→ EXERCISE
Copy out the listing exactly.

Recorded data:

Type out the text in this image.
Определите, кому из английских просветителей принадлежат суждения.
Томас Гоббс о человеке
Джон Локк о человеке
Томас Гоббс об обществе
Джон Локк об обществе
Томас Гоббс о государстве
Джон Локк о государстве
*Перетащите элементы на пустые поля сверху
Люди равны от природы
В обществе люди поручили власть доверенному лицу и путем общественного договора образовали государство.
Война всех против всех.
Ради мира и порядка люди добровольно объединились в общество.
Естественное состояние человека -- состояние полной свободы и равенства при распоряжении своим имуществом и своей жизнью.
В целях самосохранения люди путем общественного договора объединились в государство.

→ RESPONSE FOR THIS EXERCISE
Type out the text in this image.
Определите, кому из английских просветителей принадлежат суждения.
Томас Гоббс о человеке
Джон Локк о человеке
Томас Гоббс об обществе
Джон Локк об обществе
Томас Гоббс о государстве
Джон Локк о государстве
*Перетащите элементы на пустые поля сверху
Люди равны от природы
В обществе люди поручили власть доверенному лицу и путем общественного договора образовали государство.
Война всех против всех.
Ради мира и порядка люди добровольно объединились в общество.
Естественное состояние человека -- состояние полной свободы и равенства при распоряжении своим имуществом и своей жизнью.
В целях самосохранения люди путем общественного договора объединились в государство.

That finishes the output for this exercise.